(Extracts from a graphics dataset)
···

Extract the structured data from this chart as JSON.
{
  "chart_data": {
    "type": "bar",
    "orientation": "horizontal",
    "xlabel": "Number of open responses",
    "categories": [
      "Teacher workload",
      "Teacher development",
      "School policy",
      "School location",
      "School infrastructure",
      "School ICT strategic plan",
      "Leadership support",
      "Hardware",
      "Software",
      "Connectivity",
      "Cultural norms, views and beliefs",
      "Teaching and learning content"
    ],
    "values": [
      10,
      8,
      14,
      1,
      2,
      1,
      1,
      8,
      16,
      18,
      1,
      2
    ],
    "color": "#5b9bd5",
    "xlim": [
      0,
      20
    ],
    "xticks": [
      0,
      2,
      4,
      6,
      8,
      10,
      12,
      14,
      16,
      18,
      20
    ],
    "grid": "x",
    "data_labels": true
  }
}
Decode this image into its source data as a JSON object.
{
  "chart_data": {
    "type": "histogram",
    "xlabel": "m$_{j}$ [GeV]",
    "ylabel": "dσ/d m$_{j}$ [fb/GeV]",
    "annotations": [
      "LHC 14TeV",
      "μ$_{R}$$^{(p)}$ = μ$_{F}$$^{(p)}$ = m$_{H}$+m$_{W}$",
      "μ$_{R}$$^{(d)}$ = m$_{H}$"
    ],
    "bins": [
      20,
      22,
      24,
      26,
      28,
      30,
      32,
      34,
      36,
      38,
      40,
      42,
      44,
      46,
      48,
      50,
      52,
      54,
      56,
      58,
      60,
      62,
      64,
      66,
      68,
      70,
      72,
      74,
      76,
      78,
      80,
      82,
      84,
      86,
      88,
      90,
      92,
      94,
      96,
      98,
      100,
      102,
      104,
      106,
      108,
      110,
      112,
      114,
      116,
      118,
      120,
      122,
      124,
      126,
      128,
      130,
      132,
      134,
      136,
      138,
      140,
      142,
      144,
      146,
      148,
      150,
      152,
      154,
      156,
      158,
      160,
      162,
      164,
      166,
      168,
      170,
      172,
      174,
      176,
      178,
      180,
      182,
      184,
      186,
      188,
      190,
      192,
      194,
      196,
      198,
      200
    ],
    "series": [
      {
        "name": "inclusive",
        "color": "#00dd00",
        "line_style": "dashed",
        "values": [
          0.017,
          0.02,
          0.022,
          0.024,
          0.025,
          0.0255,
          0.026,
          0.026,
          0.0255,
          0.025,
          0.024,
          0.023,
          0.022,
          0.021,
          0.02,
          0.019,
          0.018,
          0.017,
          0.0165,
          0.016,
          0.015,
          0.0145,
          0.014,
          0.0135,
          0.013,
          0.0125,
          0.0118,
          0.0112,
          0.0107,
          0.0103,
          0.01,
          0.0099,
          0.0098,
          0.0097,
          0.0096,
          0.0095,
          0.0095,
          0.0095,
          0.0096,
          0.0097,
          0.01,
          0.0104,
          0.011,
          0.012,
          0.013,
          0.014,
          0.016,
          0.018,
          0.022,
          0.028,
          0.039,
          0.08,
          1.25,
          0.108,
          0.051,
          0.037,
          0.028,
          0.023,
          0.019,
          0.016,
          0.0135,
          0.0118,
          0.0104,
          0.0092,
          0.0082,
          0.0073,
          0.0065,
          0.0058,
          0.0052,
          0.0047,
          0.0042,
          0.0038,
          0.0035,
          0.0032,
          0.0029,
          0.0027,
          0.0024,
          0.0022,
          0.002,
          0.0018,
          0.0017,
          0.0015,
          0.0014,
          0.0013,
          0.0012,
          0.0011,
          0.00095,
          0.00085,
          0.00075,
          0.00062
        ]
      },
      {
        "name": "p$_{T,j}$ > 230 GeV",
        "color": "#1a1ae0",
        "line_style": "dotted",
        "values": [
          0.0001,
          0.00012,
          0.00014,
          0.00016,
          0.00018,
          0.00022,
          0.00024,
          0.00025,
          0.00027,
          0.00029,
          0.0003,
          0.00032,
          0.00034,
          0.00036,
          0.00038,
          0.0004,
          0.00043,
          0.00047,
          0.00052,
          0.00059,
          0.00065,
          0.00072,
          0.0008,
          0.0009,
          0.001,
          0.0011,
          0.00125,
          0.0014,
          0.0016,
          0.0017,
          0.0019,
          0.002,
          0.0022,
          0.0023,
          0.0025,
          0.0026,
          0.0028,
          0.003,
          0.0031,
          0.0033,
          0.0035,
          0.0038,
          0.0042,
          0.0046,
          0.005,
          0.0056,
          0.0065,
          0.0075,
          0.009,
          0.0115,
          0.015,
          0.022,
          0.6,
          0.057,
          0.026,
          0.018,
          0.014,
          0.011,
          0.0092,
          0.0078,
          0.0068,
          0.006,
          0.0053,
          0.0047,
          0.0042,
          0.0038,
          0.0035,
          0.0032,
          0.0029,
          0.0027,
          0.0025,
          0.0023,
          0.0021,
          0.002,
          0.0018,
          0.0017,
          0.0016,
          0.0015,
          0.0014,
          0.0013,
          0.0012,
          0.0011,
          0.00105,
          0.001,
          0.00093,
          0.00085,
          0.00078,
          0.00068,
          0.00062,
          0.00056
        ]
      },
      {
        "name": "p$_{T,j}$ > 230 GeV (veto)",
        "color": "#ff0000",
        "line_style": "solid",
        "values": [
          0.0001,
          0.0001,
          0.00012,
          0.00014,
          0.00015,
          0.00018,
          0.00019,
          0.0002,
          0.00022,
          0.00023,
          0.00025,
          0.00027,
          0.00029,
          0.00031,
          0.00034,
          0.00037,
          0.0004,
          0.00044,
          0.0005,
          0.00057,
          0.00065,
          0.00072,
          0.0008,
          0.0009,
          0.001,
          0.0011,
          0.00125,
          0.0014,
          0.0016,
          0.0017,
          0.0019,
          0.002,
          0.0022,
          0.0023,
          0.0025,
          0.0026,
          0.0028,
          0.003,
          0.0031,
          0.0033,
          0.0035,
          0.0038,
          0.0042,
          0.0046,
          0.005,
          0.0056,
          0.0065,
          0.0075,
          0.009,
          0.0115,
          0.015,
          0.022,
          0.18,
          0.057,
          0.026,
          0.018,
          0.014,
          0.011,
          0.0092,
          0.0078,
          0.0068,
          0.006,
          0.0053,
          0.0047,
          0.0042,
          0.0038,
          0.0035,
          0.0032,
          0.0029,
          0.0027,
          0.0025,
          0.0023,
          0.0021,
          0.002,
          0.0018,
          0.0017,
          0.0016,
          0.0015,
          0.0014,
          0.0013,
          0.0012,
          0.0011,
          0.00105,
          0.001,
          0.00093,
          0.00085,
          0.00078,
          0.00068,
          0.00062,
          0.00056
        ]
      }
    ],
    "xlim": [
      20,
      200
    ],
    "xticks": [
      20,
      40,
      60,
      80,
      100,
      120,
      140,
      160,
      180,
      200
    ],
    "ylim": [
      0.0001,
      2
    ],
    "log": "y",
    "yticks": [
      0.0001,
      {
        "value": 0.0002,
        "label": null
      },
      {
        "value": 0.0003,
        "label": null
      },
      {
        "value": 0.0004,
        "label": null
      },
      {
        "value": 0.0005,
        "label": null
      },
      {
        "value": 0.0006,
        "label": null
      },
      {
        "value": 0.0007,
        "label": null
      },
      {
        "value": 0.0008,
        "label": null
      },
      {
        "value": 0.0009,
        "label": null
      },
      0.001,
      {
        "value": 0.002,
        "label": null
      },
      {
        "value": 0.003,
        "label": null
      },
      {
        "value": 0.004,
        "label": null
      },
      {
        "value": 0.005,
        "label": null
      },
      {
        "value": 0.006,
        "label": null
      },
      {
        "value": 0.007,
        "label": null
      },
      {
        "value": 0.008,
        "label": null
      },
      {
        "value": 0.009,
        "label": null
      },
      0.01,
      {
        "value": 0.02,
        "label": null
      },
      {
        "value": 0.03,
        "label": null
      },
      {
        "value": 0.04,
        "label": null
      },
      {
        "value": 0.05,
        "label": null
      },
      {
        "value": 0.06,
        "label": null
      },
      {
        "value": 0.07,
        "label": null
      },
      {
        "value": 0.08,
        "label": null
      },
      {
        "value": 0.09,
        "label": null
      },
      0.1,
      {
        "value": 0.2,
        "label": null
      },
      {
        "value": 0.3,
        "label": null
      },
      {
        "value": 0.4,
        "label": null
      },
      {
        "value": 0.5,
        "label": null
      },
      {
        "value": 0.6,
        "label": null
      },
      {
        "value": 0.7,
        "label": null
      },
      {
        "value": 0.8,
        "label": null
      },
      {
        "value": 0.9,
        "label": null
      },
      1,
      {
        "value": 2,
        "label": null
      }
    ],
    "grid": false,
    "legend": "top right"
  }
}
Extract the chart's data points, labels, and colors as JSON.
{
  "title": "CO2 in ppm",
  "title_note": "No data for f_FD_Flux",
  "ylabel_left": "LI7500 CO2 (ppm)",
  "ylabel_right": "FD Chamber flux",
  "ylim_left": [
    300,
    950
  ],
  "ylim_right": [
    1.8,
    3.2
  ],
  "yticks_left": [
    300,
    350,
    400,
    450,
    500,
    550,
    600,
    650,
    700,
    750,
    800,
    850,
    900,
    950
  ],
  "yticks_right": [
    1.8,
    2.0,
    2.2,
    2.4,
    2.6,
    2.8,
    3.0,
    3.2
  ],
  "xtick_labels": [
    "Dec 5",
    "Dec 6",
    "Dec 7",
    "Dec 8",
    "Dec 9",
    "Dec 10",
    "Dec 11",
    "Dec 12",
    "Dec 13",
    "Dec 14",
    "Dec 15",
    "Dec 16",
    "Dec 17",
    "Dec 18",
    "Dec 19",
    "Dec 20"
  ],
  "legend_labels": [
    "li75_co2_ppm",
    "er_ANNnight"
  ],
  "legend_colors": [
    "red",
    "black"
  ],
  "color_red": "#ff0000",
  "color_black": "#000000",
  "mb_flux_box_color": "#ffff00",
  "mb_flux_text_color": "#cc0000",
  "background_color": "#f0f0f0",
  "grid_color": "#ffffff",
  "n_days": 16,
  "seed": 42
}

···

Search the data for "this". Copy every line that has it.

__OUTPUT BELOW__:
Extract the structured data from this chart as JSON.
Decode this image into its source data as a JSON object.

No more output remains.